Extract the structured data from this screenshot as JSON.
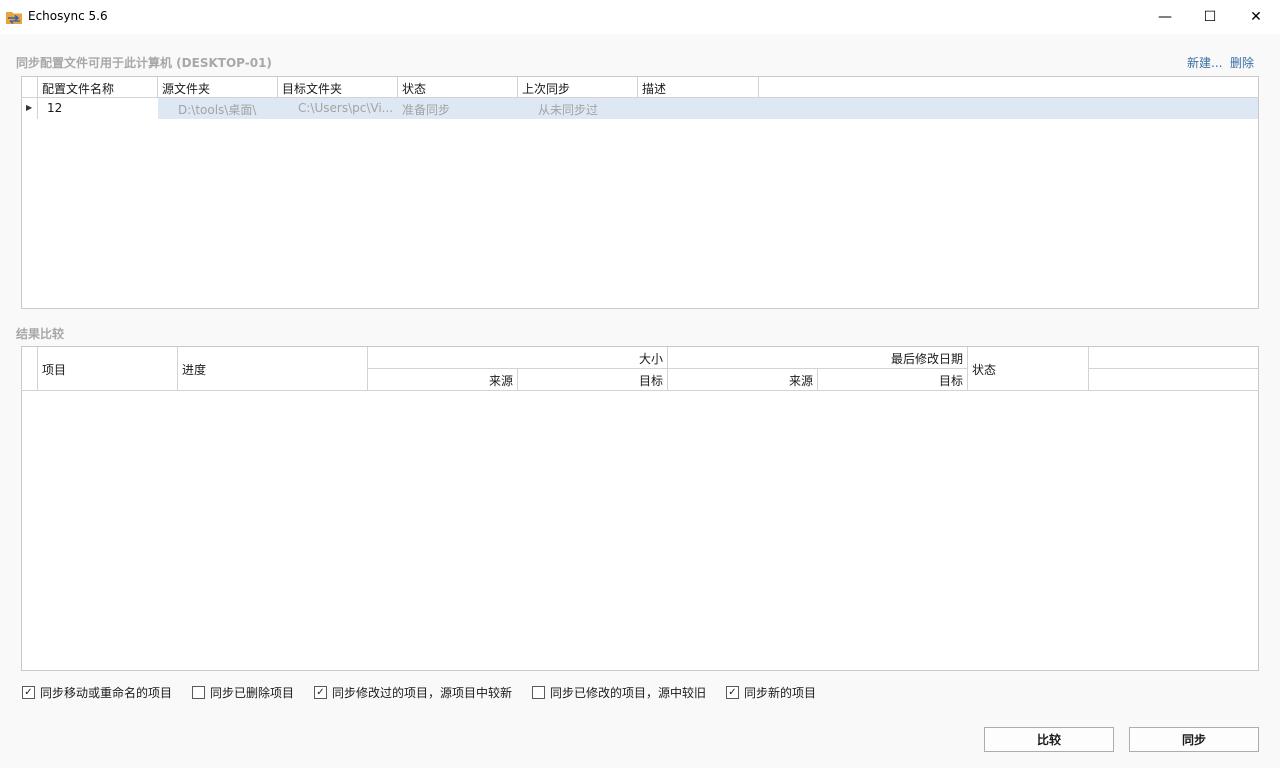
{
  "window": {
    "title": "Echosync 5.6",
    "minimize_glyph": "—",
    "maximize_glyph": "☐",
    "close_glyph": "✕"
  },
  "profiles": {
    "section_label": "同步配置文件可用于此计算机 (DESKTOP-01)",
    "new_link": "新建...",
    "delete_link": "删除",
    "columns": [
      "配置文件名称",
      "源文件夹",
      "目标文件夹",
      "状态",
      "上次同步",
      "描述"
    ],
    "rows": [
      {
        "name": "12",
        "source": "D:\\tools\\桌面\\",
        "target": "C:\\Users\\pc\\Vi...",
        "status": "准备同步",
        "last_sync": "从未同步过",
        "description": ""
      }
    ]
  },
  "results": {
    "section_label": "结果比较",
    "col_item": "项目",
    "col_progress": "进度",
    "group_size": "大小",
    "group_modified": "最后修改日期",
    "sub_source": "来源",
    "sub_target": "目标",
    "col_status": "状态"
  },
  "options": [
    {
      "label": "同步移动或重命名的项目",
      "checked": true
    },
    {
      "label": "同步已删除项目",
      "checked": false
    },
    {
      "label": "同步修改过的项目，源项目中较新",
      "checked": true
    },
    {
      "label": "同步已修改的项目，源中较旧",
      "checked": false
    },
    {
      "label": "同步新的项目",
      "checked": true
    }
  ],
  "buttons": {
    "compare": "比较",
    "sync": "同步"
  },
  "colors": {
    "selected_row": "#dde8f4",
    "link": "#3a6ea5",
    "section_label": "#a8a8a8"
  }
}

What to work on
Each record should be quoted exactly, with the images omitted.

Full response
Extract the structured data from this screenshot as JSON.
{
  "window": {
    "title": "Echosync 5.6",
    "minimize_glyph": "—",
    "maximize_glyph": "☐",
    "close_glyph": "✕"
  },
  "profiles": {
    "section_label": "同步配置文件可用于此计算机 (DESKTOP-01)",
    "new_link": "新建...",
    "delete_link": "删除",
    "columns": [
      "配置文件名称",
      "源文件夹",
      "目标文件夹",
      "状态",
      "上次同步",
      "描述"
    ],
    "rows": [
      {
        "name": "12",
        "source": "D:\\tools\\桌面\\",
        "target": "C:\\Users\\pc\\Vi...",
        "status": "准备同步",
        "last_sync": "从未同步过",
        "description": ""
      }
    ]
  },
  "results": {
    "section_label": "结果比较",
    "col_item": "项目",
    "col_progress": "进度",
    "group_size": "大小",
    "group_modified": "最后修改日期",
    "sub_source": "来源",
    "sub_target": "目标",
    "col_status": "状态"
  },
  "options": [
    {
      "label": "同步移动或重命名的项目",
      "checked": true
    },
    {
      "label": "同步已删除项目",
      "checked": false
    },
    {
      "label": "同步修改过的项目，源项目中较新",
      "checked": true
    },
    {
      "label": "同步已修改的项目，源中较旧",
      "checked": false
    },
    {
      "label": "同步新的项目",
      "checked": true
    }
  ],
  "buttons": {
    "compare": "比较",
    "sync": "同步"
  },
  "colors": {
    "selected_row": "#dde8f4",
    "link": "#3a6ea5",
    "section_label": "#a8a8a8"
  }
}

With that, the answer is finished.